Print the full listing exactly.

-*-*-

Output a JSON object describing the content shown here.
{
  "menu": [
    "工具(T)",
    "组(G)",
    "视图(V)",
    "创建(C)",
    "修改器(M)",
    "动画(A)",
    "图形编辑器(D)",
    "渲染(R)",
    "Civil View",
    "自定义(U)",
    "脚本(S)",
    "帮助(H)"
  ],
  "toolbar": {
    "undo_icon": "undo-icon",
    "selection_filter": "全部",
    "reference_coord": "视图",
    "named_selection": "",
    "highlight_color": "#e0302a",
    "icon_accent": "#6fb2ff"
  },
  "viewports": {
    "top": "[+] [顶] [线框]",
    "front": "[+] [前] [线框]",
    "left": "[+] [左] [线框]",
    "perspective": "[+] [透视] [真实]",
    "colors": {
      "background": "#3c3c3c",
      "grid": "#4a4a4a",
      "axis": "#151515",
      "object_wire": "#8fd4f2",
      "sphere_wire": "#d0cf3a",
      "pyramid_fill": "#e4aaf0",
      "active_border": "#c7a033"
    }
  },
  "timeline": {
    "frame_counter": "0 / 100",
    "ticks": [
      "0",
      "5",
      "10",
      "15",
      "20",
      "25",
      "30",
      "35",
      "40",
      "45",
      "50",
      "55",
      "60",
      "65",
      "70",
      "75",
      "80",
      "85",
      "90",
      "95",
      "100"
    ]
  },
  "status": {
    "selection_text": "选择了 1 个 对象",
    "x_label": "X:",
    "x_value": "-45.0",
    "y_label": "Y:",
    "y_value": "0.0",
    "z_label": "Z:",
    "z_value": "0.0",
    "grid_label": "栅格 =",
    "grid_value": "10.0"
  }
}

-*-*-

» **Written answer**:
Output a JSON object describing the content shown here.
{
  "menu": [
    "工具(T)",
    "组(G)",
    "视图(V)",
    "创建(C)",
    "修改器(M)",
    "动画(A)",
    "图形编辑器(D)",
    "渲染(R)",
    "Civil View",
    "自定义(U)",
    "脚本(S)",
    "帮助(H)"
  ],
  "toolbar": {
    "undo_icon": "undo-icon",
    "selection_filter": "全部",
    "reference_coord": "视图",
    "named_selection": "",
    "highlight_color": "#e0302a",
    "icon_accent": "#6fb2ff"
  },
  "viewports": {
    "top": "[+] [顶] [线框]",
    "front": "[+] [前] [线框]",
    "left": "[+] [左] [线框]",
    "perspective": "[+] [透视] [真实]",
    "colors": {
      "background": "#3c3c3c",
      "grid": "#4a4a4a",
      "axis": "#151515",
      "object_wire": "#8fd4f2",
      "sphere_wire": "#d0cf3a",
      "pyramid_fill": "#e4aaf0",
      "active_border": "#c7a033"
    }
  },
  "timeline": {
    "frame_counter": "0 / 100",
    "ticks": [
      "0",
      "5",
      "10",
      "15",
      "20",
      "25",
      "30",
      "35",
      "40",
      "45",
      "50",
      "55",
      "60",
      "65",
      "70",
      "75",
      "80",
      "85",
      "90",
      "95",
      "100"
    ]
  },
  "status": {
    "selection_text": "选择了 1 个 对象",
    "x_label": "X:",
    "x_value": "-45.0",
    "y_label": "Y:",
    "y_value": "0.0",
    "z_label": "Z:",
    "z_value": "0.0",
    "grid_label": "栅格 =",
    "grid_value": "10.0"
  }
}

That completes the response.